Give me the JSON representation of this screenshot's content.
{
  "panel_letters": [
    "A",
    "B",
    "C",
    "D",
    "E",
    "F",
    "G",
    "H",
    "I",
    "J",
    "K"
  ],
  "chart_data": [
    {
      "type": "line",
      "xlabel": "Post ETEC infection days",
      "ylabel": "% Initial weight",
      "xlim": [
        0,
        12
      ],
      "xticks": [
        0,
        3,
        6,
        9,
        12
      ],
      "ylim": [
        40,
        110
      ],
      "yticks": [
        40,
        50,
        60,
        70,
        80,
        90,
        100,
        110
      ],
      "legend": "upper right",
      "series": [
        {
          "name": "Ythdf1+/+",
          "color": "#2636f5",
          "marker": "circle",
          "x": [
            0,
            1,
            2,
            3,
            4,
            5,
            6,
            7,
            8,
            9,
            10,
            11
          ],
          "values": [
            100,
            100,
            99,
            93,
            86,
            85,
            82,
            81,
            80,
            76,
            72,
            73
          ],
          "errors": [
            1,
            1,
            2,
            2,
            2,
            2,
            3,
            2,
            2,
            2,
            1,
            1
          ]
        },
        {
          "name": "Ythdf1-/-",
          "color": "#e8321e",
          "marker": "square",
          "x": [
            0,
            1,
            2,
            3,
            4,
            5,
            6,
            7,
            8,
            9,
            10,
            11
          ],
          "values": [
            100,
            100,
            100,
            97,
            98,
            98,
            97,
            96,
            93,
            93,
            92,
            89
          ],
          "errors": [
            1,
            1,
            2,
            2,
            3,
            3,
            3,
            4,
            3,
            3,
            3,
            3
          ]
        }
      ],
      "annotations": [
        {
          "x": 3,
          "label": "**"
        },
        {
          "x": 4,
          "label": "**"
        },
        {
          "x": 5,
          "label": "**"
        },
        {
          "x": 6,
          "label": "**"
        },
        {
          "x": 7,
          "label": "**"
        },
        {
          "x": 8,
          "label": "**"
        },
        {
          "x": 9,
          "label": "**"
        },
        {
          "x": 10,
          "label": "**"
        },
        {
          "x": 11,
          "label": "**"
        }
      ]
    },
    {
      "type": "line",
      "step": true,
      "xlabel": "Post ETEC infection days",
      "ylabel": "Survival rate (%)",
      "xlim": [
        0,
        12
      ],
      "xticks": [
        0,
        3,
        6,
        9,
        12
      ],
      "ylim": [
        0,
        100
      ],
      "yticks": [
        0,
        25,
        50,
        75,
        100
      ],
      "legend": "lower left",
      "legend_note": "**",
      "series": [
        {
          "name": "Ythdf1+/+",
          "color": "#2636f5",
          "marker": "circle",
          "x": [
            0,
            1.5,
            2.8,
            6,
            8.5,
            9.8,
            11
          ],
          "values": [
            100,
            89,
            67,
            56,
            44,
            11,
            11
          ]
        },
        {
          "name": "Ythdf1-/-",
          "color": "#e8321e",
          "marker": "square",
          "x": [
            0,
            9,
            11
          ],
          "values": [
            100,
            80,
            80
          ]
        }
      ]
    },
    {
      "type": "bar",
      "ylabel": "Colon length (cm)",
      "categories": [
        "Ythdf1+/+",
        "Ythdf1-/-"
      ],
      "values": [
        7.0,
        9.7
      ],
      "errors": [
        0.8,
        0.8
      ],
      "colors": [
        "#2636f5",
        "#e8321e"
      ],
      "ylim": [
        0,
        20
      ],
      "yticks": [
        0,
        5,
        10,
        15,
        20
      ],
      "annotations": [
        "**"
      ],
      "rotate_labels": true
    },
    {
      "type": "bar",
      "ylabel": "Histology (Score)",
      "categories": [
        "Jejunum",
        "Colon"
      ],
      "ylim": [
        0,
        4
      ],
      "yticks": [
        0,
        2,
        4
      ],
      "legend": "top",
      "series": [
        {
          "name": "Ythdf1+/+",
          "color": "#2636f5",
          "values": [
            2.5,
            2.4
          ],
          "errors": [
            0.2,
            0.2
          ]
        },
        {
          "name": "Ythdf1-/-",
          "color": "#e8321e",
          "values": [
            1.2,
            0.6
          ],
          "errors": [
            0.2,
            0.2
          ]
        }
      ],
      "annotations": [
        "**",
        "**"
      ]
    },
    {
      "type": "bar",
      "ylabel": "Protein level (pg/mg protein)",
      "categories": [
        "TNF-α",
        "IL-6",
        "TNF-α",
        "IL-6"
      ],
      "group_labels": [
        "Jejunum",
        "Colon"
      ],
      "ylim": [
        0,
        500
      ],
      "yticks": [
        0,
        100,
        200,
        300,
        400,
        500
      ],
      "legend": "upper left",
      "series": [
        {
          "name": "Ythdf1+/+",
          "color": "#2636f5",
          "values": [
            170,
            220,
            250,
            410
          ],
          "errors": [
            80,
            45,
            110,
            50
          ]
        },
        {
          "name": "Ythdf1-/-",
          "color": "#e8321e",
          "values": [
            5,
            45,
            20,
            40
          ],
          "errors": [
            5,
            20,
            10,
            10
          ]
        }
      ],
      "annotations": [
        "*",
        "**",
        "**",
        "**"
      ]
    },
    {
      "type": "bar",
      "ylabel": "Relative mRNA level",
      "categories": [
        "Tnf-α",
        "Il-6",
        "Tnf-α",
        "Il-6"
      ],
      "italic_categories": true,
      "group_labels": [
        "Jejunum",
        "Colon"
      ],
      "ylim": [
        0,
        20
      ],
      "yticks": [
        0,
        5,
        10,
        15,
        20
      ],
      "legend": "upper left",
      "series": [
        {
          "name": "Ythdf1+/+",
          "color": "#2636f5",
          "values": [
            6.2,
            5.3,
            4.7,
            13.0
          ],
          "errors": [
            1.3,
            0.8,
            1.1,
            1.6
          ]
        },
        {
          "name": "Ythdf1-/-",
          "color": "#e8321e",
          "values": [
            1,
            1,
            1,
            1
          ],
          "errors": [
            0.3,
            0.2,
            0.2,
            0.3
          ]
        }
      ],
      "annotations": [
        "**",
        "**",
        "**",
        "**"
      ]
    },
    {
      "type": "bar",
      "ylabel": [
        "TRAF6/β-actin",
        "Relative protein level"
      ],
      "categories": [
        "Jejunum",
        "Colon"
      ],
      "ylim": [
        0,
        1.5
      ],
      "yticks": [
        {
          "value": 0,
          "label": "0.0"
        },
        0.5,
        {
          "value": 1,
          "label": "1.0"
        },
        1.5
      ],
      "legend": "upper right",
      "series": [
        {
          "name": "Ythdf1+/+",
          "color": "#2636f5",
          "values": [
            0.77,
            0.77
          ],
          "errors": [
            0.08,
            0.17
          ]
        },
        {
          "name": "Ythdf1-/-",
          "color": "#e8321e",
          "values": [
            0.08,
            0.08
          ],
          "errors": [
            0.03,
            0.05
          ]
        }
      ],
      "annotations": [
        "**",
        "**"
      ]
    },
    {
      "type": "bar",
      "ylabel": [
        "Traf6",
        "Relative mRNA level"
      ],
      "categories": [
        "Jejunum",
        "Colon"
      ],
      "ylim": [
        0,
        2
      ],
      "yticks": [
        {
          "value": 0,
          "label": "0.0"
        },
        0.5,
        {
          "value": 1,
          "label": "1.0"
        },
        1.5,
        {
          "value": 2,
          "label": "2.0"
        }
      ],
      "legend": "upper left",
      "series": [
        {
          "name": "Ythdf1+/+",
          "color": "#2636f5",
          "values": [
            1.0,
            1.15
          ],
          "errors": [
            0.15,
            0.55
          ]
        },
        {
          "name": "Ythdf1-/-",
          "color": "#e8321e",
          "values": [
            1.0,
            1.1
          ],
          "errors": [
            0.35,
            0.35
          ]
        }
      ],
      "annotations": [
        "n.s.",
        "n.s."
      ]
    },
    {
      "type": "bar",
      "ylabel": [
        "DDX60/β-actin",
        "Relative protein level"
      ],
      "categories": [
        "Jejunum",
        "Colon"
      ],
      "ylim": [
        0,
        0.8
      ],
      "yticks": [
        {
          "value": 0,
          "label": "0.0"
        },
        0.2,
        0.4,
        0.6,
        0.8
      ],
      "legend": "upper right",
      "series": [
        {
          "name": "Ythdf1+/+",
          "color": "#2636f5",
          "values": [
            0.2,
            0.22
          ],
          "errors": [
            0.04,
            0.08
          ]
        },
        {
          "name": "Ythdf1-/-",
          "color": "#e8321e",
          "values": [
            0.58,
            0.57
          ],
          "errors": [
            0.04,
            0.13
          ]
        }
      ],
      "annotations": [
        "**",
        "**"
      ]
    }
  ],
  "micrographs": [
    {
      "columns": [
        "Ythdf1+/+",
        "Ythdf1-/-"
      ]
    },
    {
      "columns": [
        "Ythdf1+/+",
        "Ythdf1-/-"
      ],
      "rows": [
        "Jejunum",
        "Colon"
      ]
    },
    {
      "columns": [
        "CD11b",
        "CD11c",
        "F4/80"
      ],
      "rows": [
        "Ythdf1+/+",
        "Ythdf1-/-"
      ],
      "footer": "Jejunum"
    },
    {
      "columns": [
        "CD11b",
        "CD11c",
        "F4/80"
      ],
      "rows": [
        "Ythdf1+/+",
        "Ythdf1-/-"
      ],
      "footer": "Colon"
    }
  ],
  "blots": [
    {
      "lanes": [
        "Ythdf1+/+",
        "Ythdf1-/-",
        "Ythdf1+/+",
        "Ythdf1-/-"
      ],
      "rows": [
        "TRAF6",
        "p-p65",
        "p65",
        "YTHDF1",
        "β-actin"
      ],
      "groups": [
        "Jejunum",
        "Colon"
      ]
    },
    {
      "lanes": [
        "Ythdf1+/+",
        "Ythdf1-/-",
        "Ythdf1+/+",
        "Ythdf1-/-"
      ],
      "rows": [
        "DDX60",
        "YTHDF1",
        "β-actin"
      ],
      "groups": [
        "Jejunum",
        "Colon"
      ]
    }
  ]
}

--------------------------------------------------

Work task>
How many lines in the records hold the string "true"? Answer with only that number.

Answer space>
3